— START —

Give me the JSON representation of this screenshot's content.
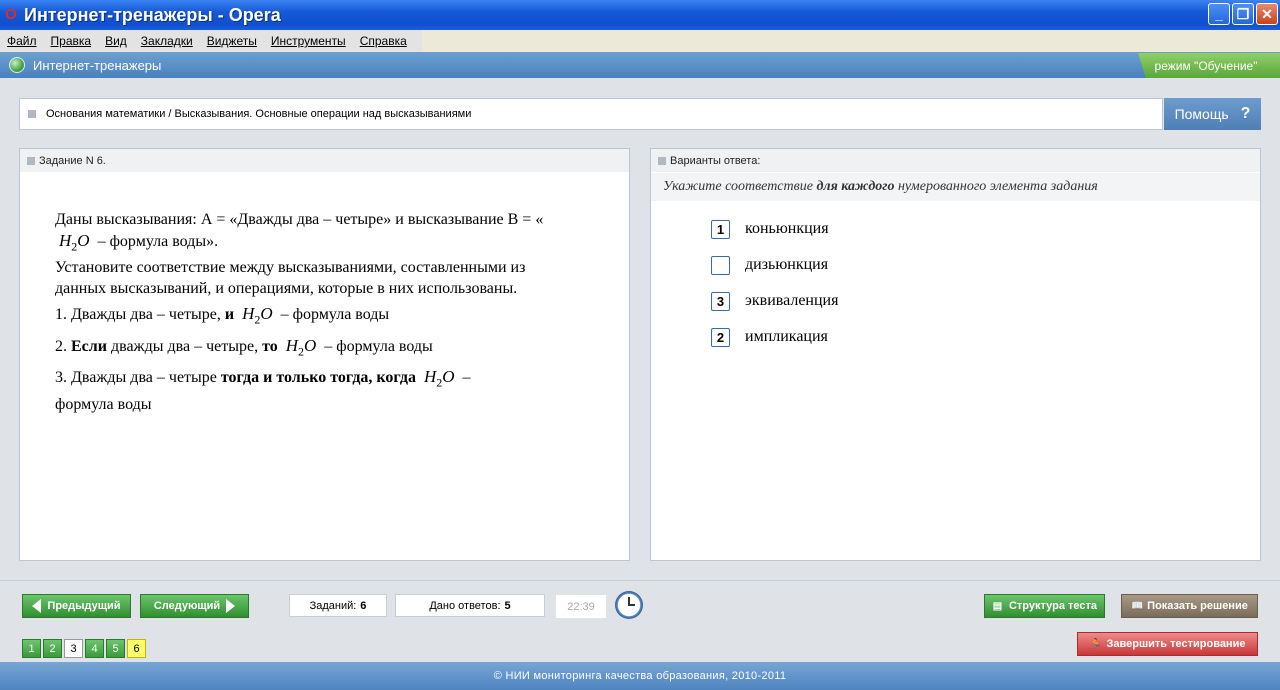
{
  "window": {
    "title": "Интернет-тренажеры - Opera",
    "minimize": "_",
    "restore": "❐",
    "close": "✕",
    "logo_glyph": "O"
  },
  "menu": [
    "Файл",
    "Правка",
    "Вид",
    "Закладки",
    "Виджеты",
    "Инструменты",
    "Справка"
  ],
  "app": {
    "title": "Интернет-тренажеры",
    "mode": "режим \"Обучение\""
  },
  "breadcrumb": "Основания математики / Высказывания. Основные операции над высказываниями",
  "help": {
    "label": "Помощь",
    "icon": "?"
  },
  "task": {
    "header": "Задание N 6.",
    "line1": "Даны высказывания: А = «Дважды два – четыре» и высказывание В = «",
    "line1_end": "– формула воды».",
    "line2": "Установите соответствие между высказываниями, составленными из данных высказываний, и операциями, которые в них использованы.",
    "item1_a": "1. Дважды два – четыре,",
    "item1_b": "и",
    "item1_c": "– формула воды",
    "item2_a": "2.",
    "item2_b": "Если",
    "item2_c": "дважды два – четыре,",
    "item2_d": "то",
    "item2_e": "– формула воды",
    "item3_a": "3. Дважды два – четыре",
    "item3_b": "тогда и только тогда, когда",
    "item3_c": "–",
    "item3_d": "формула воды",
    "formula_h": "H",
    "formula_sub": "2",
    "formula_o": "O"
  },
  "answers": {
    "header": "Варианты ответа:",
    "hint_a": "Укажите соответствие",
    "hint_b": "для каждого",
    "hint_c": "нумерованного элемента задания",
    "items": [
      {
        "value": "1",
        "label": "коньюнкция"
      },
      {
        "value": "",
        "label": "дизьюнкция"
      },
      {
        "value": "3",
        "label": "эквиваленция"
      },
      {
        "value": "2",
        "label": "импликация"
      }
    ]
  },
  "toolbar": {
    "prev": "Предыдущий",
    "next": "Следующий",
    "tasks_label": "Заданий:",
    "tasks_value": "6",
    "answered_label": "Дано ответов:",
    "answered_value": "5",
    "timer": "22:39",
    "structure": "Структура теста",
    "show_solution": "Показать решение",
    "finish": "Завершить тестирование",
    "pages": [
      "1",
      "2",
      "3",
      "4",
      "5",
      "6"
    ]
  },
  "footer": "© НИИ мониторинга качества образования, 2010-2011"
}
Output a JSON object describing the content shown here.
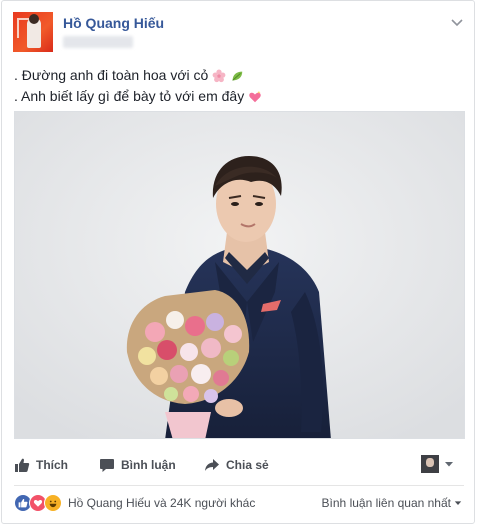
{
  "post": {
    "author": "Hồ Quang Hiếu",
    "lines": [
      ". Đường anh đi toàn hoa với cỏ",
      ". Anh biết lấy gì để bày tỏ với em đây"
    ],
    "line_emojis": [
      [
        "cherry-blossom-icon",
        "leaves-icon"
      ],
      [
        "sparkling-heart-icon"
      ]
    ]
  },
  "actions": {
    "like_label": "Thích",
    "comment_label": "Bình luận",
    "share_label": "Chia sẻ"
  },
  "reactions": {
    "types": [
      "like",
      "love",
      "haha"
    ],
    "summary": "Hồ Quang Hiếu và 24K người khác",
    "sort_label": "Bình luận liên quan nhất"
  },
  "colors": {
    "link_blue": "#365899",
    "like_blue": "#4267b2",
    "love_red": "#f25268",
    "haha_yellow": "#f7b125",
    "suit_navy": "#1f2b49"
  }
}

— END —

> The problem
Word for word, quote the full listing, omitting every picture.

> Complete response
Give me the JSON representation of this screenshot's content.
{
  "window": {
    "title": "Интернет-тренажеры - Opera",
    "minimize": "_",
    "restore": "❐",
    "close": "✕",
    "logo_glyph": "O"
  },
  "menu": [
    "Файл",
    "Правка",
    "Вид",
    "Закладки",
    "Виджеты",
    "Инструменты",
    "Справка"
  ],
  "app": {
    "title": "Интернет-тренажеры",
    "mode": "режим \"Обучение\""
  },
  "breadcrumb": "Основания математики / Высказывания. Основные операции над высказываниями",
  "help": {
    "label": "Помощь",
    "icon": "?"
  },
  "task": {
    "header": "Задание N 6.",
    "line1": "Даны высказывания: А = «Дважды два – четыре» и высказывание В = «",
    "line1_end": "– формула воды».",
    "line2": "Установите соответствие между высказываниями, составленными из данных высказываний, и операциями, которые в них использованы.",
    "item1_a": "1. Дважды два – четыре,",
    "item1_b": "и",
    "item1_c": "– формула воды",
    "item2_a": "2.",
    "item2_b": "Если",
    "item2_c": "дважды два – четыре,",
    "item2_d": "то",
    "item2_e": "– формула воды",
    "item3_a": "3. Дважды два – четыре",
    "item3_b": "тогда и только тогда, когда",
    "item3_c": "–",
    "item3_d": "формула воды",
    "formula_h": "H",
    "formula_sub": "2",
    "formula_o": "O"
  },
  "answers": {
    "header": "Варианты ответа:",
    "hint_a": "Укажите соответствие",
    "hint_b": "для каждого",
    "hint_c": "нумерованного элемента задания",
    "items": [
      {
        "value": "1",
        "label": "коньюнкция"
      },
      {
        "value": "",
        "label": "дизьюнкция"
      },
      {
        "value": "3",
        "label": "эквиваленция"
      },
      {
        "value": "2",
        "label": "импликация"
      }
    ]
  },
  "toolbar": {
    "prev": "Предыдущий",
    "next": "Следующий",
    "tasks_label": "Заданий:",
    "tasks_value": "6",
    "answered_label": "Дано ответов:",
    "answered_value": "5",
    "timer": "22:39",
    "structure": "Структура теста",
    "show_solution": "Показать решение",
    "finish": "Завершить тестирование",
    "pages": [
      "1",
      "2",
      "3",
      "4",
      "5",
      "6"
    ]
  },
  "footer": "© НИИ мониторинга качества образования, 2010-2011"
}
Output a JSON object describing the content shown here.
{
  "post": {
    "author": "Hồ Quang Hiếu",
    "lines": [
      ". Đường anh đi toàn hoa với cỏ",
      ". Anh biết lấy gì để bày tỏ với em đây"
    ],
    "line_emojis": [
      [
        "cherry-blossom-icon",
        "leaves-icon"
      ],
      [
        "sparkling-heart-icon"
      ]
    ]
  },
  "actions": {
    "like_label": "Thích",
    "comment_label": "Bình luận",
    "share_label": "Chia sẻ"
  },
  "reactions": {
    "types": [
      "like",
      "love",
      "haha"
    ],
    "summary": "Hồ Quang Hiếu và 24K người khác",
    "sort_label": "Bình luận liên quan nhất"
  },
  "colors": {
    "link_blue": "#365899",
    "like_blue": "#4267b2",
    "love_red": "#f25268",
    "haha_yellow": "#f7b125",
    "suit_navy": "#1f2b49"
  }
}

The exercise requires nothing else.